● Aim
Which lines below hold the word "контроля"? Copy all of them.
--- Data supplied ---
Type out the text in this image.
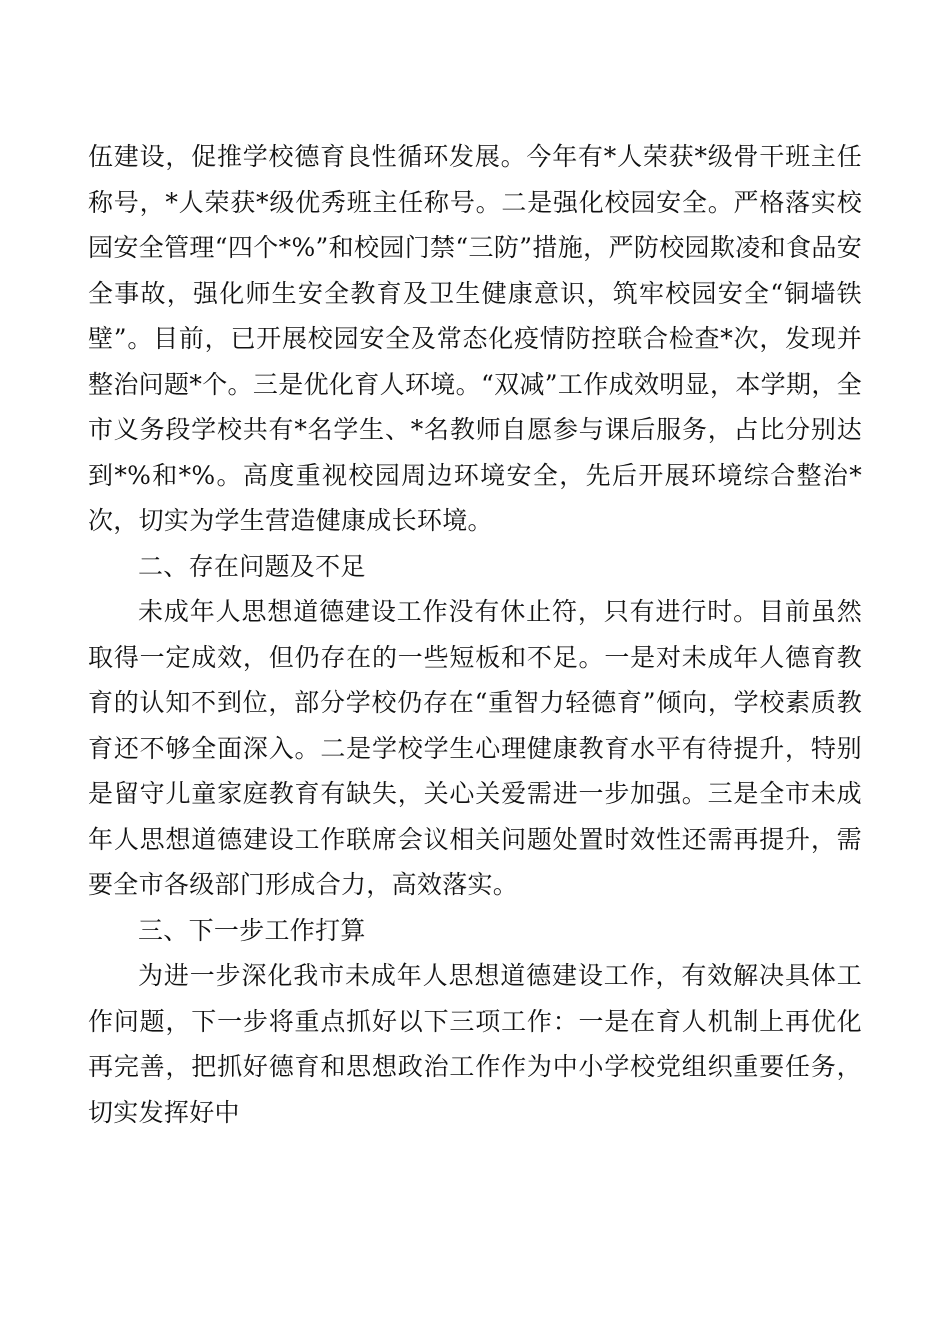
伍建设，促推学校德育良性循环发展。今年有*人荣获*级骨干班主任称号，*人荣获*级优秀班主任称号。二是强化校园安全。严格落实校园安全管理“四个*%”和校园门禁“三防”措施，严防校园欺凌和食品安全事故，强化师生安全教育及卫生健康意识，筑牢校园安全“铜墙铁壁”。目前，已开展校园安全及常态化疫情防控联合检查*次，发现并整治问题*个。三是优化育人环境。“双减”工作成效明显，本学期，全市义务段学校共有*名学生、*名教师自愿参与课后服务，占比分别达到*%和*%。高度重视校园周边环境安全，先后开展环境综合整治*次，切实为学生营造健康成长环境。

二、存在问题及不足

未成年人思想道德建设工作没有休止符，只有进行时。目前虽然取得一定成效，但仍存在的一些短板和不足。一是对未成年人德育教育的认知不到位，部分学校仍存在“重智力轻德育”倾向，学校素质教育还不够全面深入。二是学校学生心理健康教育水平有待提升，特别是留守儿童家庭教育有缺失，关心关爱需进一步加强。三是全市未成年人思想道德建设工作联席会议相关问题处置时效性还需再提升，需要全市各级部门形成合力，高效落实。

三、下一步工作打算

为进一步深化我市未成年人思想道德建设工作，有效解决具体工作问题，下一步将重点抓好以下三项工作：一是在育人机制上再优化再完善，把抓好德育和思想政治工作作为中小学校党组织重要任务，切实发挥好中
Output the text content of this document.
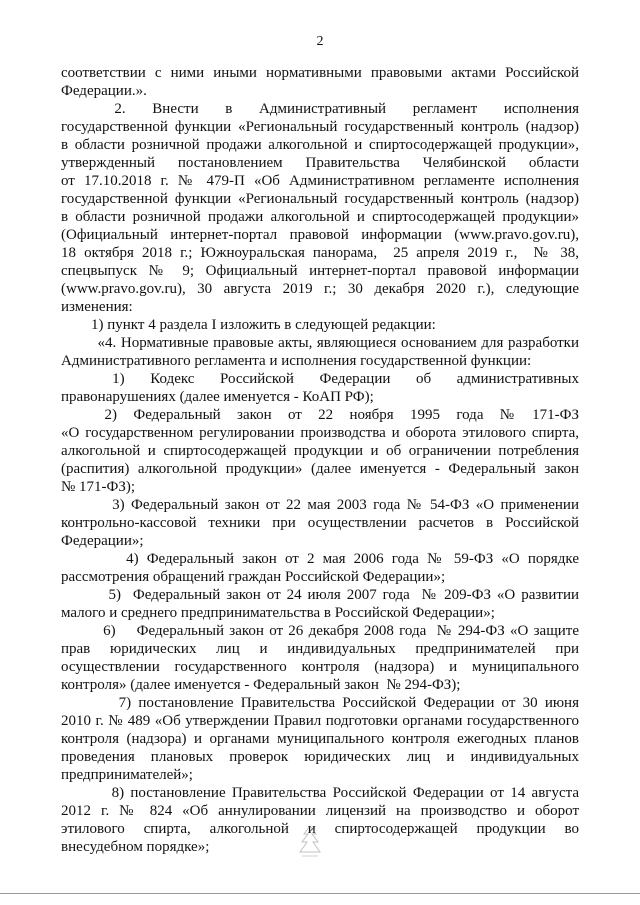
2
соответствии с ними иными нормативными правовыми актами Российской
Федерации.».
2.    Внести    в    Административный    регламент    исполнения
государственной функции «Региональный государственный контроль (надзор)
в области розничной продажи алкогольной и спиртосодержащей продукции»,
утвержденный   постановлением   Правительства   Челябинской   области
от 17.10.2018 г. № 479-П «Об Административном регламенте исполнения
государственной функции «Региональный государственный контроль (надзор)
в области розничной продажи алкогольной и спиртосодержащей продукции»
(Официальный интернет-портал правовой информации (www.pravo.gov.ru),
18 октября 2018 г.; Южноуральская панорама,  25 апреля 2019 г.,  № 38,
спецвыпуск № 9; Официальный интернет-портал правовой информации
(www.pravo.gov.ru), 30 августа 2019 г.; 30 декабря 2020 г.), следующие
изменения:
1) пункт 4 раздела I изложить в следующей редакции:
«4. Нормативные правовые акты, являющиеся основанием для разработки
Административного регламента и исполнения государственной функции:
1)    Кодекс    Российской    Федерации    об    административных
правонарушениях (далее именуется - КоАП РФ);
2)   Федеральный   закон   от   22   ноября   1995   года   №   171-ФЗ
«О государственном регулировании производства и оборота этилового спирта,
алкогольной и спиртосодержащей продукции и об ограничении потребления
(распития) алкогольной продукции» (далее именуется - Федеральный закон
№ 171-ФЗ);
3) Федеральный закон от 22 мая 2003 года № 54-ФЗ «О применении
контрольно-кассовой техники при осуществлении расчетов в Российской
Федерации»;
4) Федеральный закон от 2 мая 2006 года № 59-ФЗ «О порядке
рассмотрения обращений граждан Российской Федерации»;
5)  Федеральный закон от 24 июля 2007 года  № 209-ФЗ «О развитии
малого и среднего предпринимательства в Российской Федерации»;
6)    Федеральный закон от 26 декабря 2008 года  № 294-ФЗ «О защите
прав   юридических   лиц   и   индивидуальных   предпринимателей   при
осуществлении государственного контроля (надзора) и муниципального
контроля» (далее именуется - Федеральный закон  № 294-ФЗ);
7) постановление Правительства Российской Федерации от 30 июня
2010 г. № 489 «Об утверждении Правил подготовки органами государственного
контроля (надзора) и органами муниципального контроля ежегодных планов
проведения   плановых   проверок   юридических   лиц   и   индивидуальных
предпринимателей»;
8) постановление Правительства Российской Федерации от 14 августа
2012 г. № 824 «Об аннулировании лицензий на производство и оборот
этилового   спирта,   алкогольной   и   спиртосодержащей   продукции   во
внесудебном порядке»;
---
● Final result
осуществлении государственного контроля (надзора) и муниципального
контроля» (далее именуется - Федеральный закон  № 294-ФЗ);
контроля (надзора) и органами муниципального контроля ежегодных планов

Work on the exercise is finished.